[begin Records for the exercise]

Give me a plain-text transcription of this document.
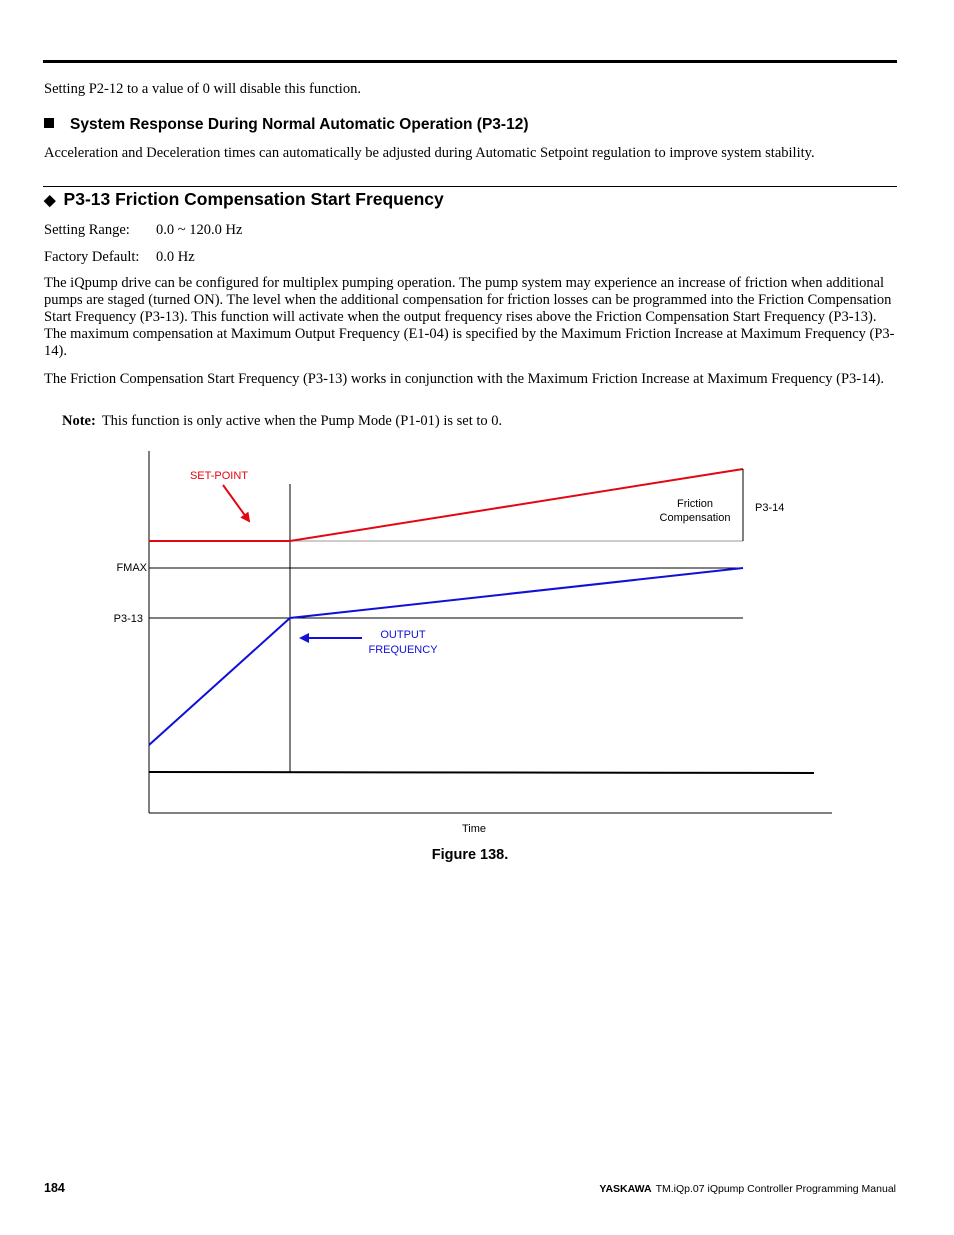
Setting P2-12 to a value of 0 will disable this function.

System Response During Normal Automatic Operation (P3-12)

Acceleration and Deceleration times can automatically be adjusted during Automatic Setpoint regulation to improve system stability.

◆ P3-13 Friction Compensation Start Frequency
Setting Range: 0.0 ~ 120.0 Hz
Factory Default: 0.0 Hz

The iQpump drive can be configured for multiplex pumping operation. The pump system may experience an increase of friction when additional pumps are staged (turned ON). The level when the additional compensation for friction losses can be programmed into the Friction Compensation Start Frequency (P3-13). This function will activate when the output frequency rises above the Friction Compensation Start Frequency (P3-13). The maximum compensation at Maximum Output Frequency (E1-04) is specified by the Maximum Friction Increase at Maximum Frequency (P3-14).

The Friction Compensation Start Frequency (P3-13) works in conjunction with the Maximum Friction Increase at Maximum Frequency (P3-14).

Note: This function is only active when the Pump Mode (P1-01) is set to 0.
SET-POINT
Friction
Compensation
P3-14
FMAX
P3-13
OUTPUT
FREQUENCY
Time
Figure 138.
184	YASKAWA TM.iQp.07 iQpump Controller Programming Manual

[end Records for the exercise]

- [Set task]: Give the material again exactly as it is, but keep the pictures out.

- [Written solution]:
Give me a plain-text transcription of this document.
Setting P2-12 to a value of 0 will disable this function.

System Response During Normal Automatic Operation (P3-12)

Acceleration and Deceleration times can automatically be adjusted during Automatic Setpoint regulation to improve system stability.

◆ P3-13 Friction Compensation Start Frequency
Setting Range: 0.0 ~ 120.0 Hz
Factory Default: 0.0 Hz

The iQpump drive can be configured for multiplex pumping operation. The pump system may experience an increase of friction when additional pumps are staged (turned ON). The level when the additional compensation for friction losses can be programmed into the Friction Compensation Start Frequency (P3-13). This function will activate when the output frequency rises above the Friction Compensation Start Frequency (P3-13). The maximum compensation at Maximum Output Frequency (E1-04) is specified by the Maximum Friction Increase at Maximum Frequency (P3-14).

The Friction Compensation Start Frequency (P3-13) works in conjunction with the Maximum Friction Increase at Maximum Frequency (P3-14).

Note: This function is only active when the Pump Mode (P1-01) is set to 0.
SET-POINT
Friction
Compensation
P3-14
FMAX
P3-13
OUTPUT
FREQUENCY
Time
Figure 138.
184	YASKAWA TM.iQp.07 iQpump Controller Programming Manual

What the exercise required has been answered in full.